[Stored dataset items]
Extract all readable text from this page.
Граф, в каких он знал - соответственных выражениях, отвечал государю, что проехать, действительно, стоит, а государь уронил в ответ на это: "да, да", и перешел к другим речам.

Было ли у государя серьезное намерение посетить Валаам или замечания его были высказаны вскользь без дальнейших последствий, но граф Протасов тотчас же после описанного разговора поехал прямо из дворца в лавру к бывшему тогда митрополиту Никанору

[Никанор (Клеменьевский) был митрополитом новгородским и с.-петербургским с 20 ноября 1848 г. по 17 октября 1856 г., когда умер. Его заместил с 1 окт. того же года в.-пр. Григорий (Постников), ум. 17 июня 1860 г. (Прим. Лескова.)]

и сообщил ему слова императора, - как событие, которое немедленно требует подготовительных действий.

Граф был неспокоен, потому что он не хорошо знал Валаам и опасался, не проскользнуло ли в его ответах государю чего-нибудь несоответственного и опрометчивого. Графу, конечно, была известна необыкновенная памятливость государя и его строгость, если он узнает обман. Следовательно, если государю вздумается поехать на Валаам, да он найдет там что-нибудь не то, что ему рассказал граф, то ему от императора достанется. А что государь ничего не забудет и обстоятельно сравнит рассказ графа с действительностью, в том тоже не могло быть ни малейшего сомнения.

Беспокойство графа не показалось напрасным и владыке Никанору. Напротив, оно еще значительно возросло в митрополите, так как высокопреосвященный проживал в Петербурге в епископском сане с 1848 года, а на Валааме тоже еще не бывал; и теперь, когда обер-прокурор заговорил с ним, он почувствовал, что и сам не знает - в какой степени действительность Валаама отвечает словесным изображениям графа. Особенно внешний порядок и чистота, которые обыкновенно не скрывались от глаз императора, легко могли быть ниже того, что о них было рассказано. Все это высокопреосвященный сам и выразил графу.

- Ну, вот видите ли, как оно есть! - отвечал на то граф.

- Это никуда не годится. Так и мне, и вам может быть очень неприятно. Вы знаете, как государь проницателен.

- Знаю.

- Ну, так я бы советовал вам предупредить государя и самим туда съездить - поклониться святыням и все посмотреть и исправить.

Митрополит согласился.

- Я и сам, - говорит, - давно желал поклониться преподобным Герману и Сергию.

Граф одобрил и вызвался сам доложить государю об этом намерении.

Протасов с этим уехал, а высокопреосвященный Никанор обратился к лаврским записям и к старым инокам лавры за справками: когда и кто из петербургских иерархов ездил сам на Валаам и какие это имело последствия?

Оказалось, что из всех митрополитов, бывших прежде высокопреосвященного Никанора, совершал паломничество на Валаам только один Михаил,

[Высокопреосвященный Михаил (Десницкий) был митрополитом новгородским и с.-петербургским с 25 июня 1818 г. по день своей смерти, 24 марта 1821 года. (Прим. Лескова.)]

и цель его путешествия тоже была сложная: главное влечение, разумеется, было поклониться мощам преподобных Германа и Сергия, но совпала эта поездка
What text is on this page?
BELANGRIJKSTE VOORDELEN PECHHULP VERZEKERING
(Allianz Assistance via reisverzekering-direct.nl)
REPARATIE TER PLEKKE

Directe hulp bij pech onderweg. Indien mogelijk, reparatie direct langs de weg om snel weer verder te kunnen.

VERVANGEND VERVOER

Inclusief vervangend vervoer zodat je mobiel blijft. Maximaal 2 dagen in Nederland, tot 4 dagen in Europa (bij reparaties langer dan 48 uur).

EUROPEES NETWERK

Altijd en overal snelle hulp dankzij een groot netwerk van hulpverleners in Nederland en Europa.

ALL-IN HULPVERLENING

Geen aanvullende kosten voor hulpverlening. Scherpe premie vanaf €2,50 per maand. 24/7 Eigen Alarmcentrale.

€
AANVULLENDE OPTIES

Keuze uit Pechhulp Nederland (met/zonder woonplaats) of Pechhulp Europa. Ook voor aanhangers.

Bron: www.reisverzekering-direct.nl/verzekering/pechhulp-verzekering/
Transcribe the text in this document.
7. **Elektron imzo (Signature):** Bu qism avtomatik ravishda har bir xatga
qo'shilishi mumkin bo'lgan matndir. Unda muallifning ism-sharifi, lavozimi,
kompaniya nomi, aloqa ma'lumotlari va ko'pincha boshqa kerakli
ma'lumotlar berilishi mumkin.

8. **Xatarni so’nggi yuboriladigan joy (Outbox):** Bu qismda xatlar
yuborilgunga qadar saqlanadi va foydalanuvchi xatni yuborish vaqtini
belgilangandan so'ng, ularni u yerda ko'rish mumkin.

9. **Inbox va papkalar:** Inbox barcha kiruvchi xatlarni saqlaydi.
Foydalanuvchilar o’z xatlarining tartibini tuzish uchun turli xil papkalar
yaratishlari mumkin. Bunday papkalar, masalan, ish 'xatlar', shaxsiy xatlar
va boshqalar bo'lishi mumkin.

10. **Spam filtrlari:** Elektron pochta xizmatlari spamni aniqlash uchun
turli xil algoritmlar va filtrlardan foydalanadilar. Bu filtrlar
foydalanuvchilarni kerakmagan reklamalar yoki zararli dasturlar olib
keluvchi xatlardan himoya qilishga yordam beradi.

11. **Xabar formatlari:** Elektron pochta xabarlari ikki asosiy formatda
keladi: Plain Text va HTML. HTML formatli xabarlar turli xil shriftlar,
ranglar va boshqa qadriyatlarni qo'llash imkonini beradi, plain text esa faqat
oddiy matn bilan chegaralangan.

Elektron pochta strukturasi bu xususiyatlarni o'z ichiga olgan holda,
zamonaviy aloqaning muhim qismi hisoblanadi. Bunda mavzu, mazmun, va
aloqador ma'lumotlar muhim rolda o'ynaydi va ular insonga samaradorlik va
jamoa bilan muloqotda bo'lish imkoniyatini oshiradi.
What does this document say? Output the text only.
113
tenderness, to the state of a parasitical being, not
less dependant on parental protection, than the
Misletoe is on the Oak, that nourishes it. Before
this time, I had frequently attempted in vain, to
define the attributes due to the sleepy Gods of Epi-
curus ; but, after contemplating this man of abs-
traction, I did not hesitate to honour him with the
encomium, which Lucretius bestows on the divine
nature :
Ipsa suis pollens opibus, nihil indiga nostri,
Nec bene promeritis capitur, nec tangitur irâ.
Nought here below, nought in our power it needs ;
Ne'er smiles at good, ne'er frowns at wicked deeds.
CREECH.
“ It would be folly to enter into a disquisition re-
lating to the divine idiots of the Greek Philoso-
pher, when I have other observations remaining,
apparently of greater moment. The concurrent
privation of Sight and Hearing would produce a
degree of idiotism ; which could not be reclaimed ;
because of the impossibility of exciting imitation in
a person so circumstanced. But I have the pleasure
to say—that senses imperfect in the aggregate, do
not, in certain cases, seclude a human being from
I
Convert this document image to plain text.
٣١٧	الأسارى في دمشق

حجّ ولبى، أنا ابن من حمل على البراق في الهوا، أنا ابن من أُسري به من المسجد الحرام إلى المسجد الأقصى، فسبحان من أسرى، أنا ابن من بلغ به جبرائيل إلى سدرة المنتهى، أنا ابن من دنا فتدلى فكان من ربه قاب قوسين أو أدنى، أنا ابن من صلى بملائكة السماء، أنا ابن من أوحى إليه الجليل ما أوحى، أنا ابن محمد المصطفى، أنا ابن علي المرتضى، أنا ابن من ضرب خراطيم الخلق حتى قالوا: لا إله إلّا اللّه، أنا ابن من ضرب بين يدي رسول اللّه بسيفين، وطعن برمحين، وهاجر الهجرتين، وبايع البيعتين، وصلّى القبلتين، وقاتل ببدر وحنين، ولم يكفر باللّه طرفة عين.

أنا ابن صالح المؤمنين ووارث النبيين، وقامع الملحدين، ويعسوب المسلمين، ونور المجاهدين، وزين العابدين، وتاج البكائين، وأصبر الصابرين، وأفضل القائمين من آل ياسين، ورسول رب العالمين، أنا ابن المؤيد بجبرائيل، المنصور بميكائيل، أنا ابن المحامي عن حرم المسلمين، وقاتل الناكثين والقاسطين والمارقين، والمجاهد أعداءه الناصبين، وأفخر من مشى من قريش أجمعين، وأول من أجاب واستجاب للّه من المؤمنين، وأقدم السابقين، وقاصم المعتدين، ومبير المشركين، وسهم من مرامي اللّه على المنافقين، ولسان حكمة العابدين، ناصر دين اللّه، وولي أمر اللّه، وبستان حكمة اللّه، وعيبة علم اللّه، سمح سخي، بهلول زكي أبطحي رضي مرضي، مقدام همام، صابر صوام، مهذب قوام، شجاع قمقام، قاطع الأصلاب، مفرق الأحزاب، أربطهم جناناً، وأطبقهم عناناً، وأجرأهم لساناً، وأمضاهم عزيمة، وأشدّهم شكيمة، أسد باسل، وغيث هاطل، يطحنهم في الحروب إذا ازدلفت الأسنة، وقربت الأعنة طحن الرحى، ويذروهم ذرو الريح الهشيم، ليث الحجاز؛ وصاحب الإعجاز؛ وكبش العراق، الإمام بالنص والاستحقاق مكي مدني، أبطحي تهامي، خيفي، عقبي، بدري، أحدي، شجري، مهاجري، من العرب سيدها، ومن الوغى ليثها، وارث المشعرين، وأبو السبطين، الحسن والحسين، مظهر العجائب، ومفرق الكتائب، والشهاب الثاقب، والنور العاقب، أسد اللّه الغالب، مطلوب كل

(WORK TO COMPLETE)
Which lines hold the string "pochta"? Copy all of them from the data above.

(ANSWER)
10. **Spam filtrlari:** Elektron pochta xizmatlari spamni aniqlash uchun
11. **Xabar formatlari:** Elektron pochta xabarlari ikki asosiy formatda
Elektron pochta strukturasi bu xususiyatlarni o'z ichiga olgan holda,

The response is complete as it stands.